PAGE:
# # #
RE: Tracking down the truth...

From: Lawrence DeBivort (debivort@umd5.umd.edu)
Date: Sat 14 Dec 2002 - 03:32:23 GMT

  • Next message: Wade T.Smith: "Re: Another Example of the Radical Islam Memeplex"

    Thanks, Joe, for the Rushdie piece.

    > -----Original Message-----
    > From: fmb-majordomo@mmu.ac.uk [mailto:fmb-majordomo@mmu.ac.uk]On Behalf
    > Of joedees@bellsouth.net
    > Sent: Friday, December 13, 2002 7:53 PM
    > To: memetics@mmu.ac.uk
    > Subject: Re: Tracking down the truth...
    >
    >
    > >
    > > Scanning today's news, I found this in a BBC article:
    > >
    > > Referring to a US-sponsored conference on why their is so much
    > > anti-American opinion world-wide, "But before it started, the author
    > > Salman Rushdie had some very public advice for everyone involved.
    > >
    > > "He warned that attacking Iraq would unleash what he described as a
    > > generation-long plague of anti-Americanism that could make the present
    > > epidemic look like a time of good health. "
    > >
    > > Yet, we have Rushdie cited here as supporting a US attack in Iraq...
# # #
LISTED ENTRIES:
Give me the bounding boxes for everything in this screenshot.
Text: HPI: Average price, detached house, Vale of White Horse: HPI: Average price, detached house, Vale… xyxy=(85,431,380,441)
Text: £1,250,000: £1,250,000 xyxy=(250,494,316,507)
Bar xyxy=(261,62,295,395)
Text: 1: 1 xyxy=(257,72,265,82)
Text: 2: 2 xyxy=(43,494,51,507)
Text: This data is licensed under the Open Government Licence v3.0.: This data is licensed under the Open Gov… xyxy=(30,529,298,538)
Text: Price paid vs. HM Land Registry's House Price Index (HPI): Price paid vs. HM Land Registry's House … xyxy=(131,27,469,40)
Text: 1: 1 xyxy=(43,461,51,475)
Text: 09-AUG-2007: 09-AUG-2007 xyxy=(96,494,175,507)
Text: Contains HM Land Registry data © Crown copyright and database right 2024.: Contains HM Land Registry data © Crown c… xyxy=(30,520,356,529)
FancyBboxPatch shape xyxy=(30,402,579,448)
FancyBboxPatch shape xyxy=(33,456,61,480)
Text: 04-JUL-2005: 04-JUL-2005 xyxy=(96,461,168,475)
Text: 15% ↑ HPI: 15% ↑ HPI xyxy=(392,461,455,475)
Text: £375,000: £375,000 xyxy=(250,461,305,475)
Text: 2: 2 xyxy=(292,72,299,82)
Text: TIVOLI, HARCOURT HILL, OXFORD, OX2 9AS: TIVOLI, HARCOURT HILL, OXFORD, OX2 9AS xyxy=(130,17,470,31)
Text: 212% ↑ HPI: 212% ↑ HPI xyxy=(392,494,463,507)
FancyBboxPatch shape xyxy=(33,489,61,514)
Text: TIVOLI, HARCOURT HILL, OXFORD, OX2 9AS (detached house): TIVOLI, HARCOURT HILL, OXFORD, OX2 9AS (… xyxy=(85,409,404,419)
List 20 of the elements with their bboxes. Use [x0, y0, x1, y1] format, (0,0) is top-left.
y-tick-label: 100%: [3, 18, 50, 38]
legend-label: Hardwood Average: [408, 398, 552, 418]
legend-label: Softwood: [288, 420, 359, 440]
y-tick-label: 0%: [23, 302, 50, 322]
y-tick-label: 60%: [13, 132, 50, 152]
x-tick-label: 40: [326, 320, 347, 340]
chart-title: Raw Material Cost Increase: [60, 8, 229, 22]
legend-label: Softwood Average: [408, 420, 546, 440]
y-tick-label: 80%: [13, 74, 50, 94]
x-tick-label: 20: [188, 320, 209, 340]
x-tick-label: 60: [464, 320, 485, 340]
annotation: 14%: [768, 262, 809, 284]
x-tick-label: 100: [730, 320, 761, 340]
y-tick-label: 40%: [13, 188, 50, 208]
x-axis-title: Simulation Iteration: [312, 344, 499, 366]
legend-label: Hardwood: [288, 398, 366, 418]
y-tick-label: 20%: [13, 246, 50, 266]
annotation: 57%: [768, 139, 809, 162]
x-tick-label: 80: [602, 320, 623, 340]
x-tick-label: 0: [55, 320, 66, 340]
# # #
Reproduce the part of the message that starts at the words "From: Lawrence DeBivort" and ends after "the Rushdie piece.". The items have no connection to the message.

From: Lawrence DeBivort (debivort@umd5.umd.edu)
Date: Sat 14 Dec 2002 - 03:32:23 GMT

  • Next message: Wade T.Smith: "Re: Another Example of the Radical Islam Memeplex"

    Thanks, Joe, for the Rushdie piece.